▸ Stated exercise
Pull every line containing "Moscow" out of the material below.

▸ Provided data
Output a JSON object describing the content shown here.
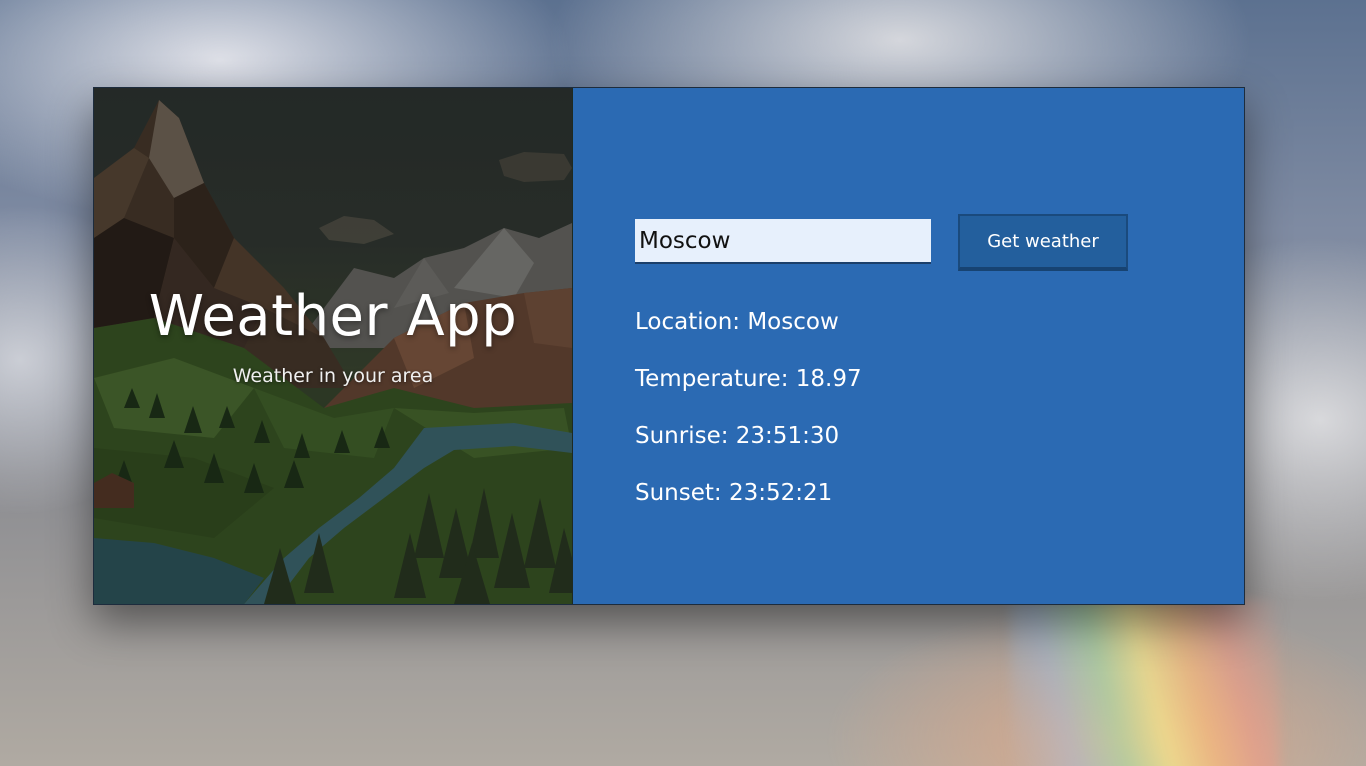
{
  "hero": {
    "title": "Weather App",
    "subtitle": "Weather in your area"
  },
  "search": {
    "value": "Moscow",
    "button_label": "Get weather"
  },
  "results": {
    "location": "Location: Moscow",
    "temperature": "Temperature: 18.97",
    "sunrise": "Sunrise: 23:51:30",
    "sunset": "Sunset: 23:52:21"
  },
  "colors": {
    "panel": "#2b6ab3",
    "button": "#235f9d",
    "input_bg": "#e7f0fc"
  }
}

▸ Full output
    "value": "Moscow",
    "location": "Location: Moscow",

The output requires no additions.